| Task details |
Looking through the listing, how many of its lines hold the word "this"? Answer with only the number.

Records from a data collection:
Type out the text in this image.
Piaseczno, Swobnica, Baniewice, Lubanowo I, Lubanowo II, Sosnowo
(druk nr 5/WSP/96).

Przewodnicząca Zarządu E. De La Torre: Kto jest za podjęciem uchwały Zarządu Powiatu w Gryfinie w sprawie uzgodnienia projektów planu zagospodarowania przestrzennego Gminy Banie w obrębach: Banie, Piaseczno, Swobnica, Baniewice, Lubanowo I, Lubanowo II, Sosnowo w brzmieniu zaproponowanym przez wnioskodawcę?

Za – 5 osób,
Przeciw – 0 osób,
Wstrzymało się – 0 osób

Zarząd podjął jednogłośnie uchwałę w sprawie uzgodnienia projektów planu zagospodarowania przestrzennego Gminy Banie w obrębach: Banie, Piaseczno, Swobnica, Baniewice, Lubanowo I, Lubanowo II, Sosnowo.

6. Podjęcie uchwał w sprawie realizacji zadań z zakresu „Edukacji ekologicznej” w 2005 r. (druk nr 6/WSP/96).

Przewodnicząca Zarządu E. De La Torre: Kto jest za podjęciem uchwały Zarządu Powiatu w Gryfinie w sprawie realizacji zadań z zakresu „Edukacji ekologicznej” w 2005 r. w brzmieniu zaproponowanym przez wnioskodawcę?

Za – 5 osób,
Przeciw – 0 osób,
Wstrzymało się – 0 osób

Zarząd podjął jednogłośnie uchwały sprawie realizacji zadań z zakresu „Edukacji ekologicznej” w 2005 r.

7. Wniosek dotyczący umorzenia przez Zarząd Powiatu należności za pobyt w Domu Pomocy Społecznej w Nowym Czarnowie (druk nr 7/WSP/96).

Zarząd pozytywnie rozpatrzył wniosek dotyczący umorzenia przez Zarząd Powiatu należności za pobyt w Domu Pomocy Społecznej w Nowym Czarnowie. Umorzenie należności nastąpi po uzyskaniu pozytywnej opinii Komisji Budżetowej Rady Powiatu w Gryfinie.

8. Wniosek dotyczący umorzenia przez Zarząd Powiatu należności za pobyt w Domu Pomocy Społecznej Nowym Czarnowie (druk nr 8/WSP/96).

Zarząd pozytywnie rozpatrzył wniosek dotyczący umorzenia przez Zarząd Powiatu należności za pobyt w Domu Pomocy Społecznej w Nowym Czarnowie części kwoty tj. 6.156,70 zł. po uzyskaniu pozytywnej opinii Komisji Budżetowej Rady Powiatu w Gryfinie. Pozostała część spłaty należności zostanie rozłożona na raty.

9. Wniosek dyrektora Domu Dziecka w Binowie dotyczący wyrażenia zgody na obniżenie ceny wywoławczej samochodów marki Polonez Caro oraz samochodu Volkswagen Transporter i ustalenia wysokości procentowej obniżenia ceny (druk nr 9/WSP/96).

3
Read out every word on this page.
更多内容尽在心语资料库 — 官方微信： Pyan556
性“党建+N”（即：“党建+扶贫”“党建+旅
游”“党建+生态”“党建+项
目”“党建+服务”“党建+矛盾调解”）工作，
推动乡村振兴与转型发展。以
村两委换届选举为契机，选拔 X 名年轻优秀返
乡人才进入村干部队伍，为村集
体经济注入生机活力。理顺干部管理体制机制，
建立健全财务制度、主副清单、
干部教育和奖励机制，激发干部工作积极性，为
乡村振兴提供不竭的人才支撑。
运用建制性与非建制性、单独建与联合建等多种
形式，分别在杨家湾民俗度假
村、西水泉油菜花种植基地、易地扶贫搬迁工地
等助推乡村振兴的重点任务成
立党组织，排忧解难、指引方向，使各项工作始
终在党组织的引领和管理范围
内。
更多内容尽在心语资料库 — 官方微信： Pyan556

| Result |
2